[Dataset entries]
☆ ☆ ☆ ☆
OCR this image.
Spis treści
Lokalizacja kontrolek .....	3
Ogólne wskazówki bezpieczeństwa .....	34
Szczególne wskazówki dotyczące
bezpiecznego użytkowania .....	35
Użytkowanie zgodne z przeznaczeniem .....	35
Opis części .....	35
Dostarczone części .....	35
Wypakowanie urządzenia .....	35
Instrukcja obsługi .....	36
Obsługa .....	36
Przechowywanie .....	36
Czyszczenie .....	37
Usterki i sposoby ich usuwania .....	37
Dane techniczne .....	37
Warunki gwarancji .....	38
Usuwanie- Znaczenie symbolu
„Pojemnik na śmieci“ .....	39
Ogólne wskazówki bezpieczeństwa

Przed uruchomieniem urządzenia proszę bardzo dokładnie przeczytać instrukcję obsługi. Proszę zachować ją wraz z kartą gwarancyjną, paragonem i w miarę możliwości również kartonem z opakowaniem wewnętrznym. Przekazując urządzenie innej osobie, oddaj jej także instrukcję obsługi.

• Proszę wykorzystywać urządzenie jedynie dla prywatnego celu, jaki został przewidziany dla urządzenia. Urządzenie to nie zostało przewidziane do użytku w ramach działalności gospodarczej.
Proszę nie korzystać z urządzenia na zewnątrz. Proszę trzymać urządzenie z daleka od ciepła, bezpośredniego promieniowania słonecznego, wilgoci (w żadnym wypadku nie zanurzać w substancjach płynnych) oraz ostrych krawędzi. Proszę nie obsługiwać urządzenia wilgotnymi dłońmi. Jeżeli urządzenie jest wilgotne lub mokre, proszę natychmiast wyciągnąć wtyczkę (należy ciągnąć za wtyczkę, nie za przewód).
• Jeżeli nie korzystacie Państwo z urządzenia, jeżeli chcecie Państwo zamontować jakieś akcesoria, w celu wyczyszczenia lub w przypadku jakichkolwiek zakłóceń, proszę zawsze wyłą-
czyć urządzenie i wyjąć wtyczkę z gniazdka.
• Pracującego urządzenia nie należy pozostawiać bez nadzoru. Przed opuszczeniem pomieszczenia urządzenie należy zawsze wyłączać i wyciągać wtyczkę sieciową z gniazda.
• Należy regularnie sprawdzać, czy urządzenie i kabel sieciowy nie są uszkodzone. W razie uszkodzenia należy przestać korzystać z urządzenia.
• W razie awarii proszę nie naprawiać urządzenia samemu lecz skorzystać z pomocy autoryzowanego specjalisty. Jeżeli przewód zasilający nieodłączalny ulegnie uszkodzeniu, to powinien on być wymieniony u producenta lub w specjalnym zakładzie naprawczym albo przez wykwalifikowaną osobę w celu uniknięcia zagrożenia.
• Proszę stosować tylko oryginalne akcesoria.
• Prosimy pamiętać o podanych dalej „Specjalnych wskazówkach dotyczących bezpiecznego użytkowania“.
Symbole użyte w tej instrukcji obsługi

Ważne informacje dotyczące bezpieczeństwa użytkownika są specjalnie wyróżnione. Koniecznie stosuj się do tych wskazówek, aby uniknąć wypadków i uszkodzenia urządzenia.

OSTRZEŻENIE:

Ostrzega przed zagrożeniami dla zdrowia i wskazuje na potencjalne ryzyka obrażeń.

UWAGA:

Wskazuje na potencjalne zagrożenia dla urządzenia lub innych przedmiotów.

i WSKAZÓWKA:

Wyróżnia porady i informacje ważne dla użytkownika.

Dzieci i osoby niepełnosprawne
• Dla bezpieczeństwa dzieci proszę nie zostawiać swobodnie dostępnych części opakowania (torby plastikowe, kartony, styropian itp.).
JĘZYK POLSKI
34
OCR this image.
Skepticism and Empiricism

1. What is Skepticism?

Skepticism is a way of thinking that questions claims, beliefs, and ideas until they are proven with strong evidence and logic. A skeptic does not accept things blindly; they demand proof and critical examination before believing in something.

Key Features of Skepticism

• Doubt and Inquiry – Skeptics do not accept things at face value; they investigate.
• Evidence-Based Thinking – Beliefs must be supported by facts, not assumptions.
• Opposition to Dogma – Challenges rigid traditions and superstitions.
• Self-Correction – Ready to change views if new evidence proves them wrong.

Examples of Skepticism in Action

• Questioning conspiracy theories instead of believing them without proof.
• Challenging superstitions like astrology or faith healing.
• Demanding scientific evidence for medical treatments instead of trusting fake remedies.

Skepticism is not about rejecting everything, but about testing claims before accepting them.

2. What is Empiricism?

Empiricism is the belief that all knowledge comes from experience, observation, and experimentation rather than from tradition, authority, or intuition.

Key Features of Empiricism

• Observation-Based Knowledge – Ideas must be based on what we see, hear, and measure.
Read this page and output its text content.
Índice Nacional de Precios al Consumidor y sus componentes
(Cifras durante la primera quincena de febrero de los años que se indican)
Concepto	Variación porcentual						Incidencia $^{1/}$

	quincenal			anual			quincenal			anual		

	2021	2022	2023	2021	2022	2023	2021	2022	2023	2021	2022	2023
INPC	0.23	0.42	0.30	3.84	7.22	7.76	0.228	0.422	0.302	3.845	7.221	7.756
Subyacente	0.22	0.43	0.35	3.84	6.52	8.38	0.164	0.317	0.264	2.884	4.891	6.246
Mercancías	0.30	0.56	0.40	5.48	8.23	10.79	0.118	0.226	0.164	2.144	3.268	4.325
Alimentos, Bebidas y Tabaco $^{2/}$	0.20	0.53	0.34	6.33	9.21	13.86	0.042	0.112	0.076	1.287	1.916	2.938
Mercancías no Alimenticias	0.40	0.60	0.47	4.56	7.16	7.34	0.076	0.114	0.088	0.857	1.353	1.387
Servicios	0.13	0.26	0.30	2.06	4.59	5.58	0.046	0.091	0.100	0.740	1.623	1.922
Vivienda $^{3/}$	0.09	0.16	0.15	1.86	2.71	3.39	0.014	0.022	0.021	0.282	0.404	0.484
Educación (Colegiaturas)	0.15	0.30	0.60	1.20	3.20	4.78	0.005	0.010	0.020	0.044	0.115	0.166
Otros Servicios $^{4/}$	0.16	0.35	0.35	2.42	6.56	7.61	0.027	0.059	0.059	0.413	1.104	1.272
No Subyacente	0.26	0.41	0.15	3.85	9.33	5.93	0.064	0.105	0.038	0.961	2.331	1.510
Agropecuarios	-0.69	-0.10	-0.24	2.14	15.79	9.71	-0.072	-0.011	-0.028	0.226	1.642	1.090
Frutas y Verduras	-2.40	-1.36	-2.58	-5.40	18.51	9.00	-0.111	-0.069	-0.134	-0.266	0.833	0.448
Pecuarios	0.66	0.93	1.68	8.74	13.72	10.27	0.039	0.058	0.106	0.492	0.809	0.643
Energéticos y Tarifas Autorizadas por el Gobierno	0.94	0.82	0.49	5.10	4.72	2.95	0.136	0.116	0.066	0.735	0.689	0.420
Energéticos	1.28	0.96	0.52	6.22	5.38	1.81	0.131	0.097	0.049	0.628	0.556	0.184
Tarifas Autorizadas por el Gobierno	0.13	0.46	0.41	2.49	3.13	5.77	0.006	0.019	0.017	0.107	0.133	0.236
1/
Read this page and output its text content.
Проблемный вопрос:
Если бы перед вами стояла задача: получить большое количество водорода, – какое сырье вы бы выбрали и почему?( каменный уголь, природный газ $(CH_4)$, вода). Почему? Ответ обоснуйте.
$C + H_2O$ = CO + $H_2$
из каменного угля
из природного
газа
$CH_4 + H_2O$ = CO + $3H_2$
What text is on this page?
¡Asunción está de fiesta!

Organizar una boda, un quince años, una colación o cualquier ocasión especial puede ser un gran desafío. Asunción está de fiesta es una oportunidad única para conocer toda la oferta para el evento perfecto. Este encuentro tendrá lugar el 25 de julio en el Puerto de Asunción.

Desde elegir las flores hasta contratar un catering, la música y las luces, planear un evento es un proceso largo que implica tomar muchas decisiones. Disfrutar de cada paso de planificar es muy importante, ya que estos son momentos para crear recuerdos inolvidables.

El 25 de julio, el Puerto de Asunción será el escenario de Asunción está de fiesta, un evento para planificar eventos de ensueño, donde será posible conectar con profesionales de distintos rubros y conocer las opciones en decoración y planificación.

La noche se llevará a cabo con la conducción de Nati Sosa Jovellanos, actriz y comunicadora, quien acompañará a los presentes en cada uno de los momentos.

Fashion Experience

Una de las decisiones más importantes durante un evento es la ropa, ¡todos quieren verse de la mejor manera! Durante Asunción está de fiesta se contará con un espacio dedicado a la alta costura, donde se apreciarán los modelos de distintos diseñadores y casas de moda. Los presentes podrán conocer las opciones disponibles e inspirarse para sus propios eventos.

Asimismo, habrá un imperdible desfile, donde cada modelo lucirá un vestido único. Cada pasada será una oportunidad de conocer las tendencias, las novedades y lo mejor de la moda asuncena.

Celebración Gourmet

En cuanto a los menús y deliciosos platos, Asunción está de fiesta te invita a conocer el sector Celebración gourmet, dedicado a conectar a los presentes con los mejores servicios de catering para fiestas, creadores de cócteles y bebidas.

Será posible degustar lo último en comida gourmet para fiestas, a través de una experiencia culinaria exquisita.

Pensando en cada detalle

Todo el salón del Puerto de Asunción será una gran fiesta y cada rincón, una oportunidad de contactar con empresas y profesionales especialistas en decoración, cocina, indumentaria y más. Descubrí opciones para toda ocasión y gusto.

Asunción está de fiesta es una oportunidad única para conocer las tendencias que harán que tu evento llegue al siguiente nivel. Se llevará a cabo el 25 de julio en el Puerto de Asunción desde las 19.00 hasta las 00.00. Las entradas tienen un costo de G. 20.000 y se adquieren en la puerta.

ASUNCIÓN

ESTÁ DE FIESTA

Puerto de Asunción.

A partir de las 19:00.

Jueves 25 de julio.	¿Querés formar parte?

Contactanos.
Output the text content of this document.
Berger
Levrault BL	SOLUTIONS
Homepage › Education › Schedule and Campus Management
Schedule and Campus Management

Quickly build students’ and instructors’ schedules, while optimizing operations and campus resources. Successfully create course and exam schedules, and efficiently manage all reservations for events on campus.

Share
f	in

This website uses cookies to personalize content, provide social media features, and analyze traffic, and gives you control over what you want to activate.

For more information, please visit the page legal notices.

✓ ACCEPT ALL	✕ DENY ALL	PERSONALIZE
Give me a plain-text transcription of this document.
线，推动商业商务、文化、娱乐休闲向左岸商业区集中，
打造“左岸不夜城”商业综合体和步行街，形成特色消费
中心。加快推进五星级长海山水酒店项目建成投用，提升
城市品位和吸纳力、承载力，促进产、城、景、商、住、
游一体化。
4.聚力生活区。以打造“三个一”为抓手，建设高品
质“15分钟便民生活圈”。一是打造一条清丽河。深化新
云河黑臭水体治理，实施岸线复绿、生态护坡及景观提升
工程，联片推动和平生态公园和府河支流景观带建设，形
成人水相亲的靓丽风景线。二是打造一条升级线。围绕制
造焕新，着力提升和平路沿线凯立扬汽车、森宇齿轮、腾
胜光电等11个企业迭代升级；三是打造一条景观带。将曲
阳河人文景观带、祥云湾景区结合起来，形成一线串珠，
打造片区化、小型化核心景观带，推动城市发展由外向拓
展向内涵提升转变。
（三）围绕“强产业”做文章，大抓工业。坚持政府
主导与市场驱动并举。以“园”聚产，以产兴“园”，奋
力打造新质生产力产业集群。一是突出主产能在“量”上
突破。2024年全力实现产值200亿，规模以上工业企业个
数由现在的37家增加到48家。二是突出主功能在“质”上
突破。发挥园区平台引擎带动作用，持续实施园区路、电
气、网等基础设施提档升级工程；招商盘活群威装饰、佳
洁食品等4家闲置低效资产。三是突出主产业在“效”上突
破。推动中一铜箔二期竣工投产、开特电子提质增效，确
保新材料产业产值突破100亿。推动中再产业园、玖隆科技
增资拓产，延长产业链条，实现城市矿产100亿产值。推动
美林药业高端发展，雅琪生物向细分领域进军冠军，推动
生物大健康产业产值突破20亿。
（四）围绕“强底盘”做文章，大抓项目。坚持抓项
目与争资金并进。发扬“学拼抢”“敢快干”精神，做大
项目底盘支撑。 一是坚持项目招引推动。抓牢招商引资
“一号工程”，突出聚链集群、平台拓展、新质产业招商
☆ ☆ ☆ ☆
TASK BRIEF
Say only how many lines in the records carry the word "dotyczące".

SOLUTION
2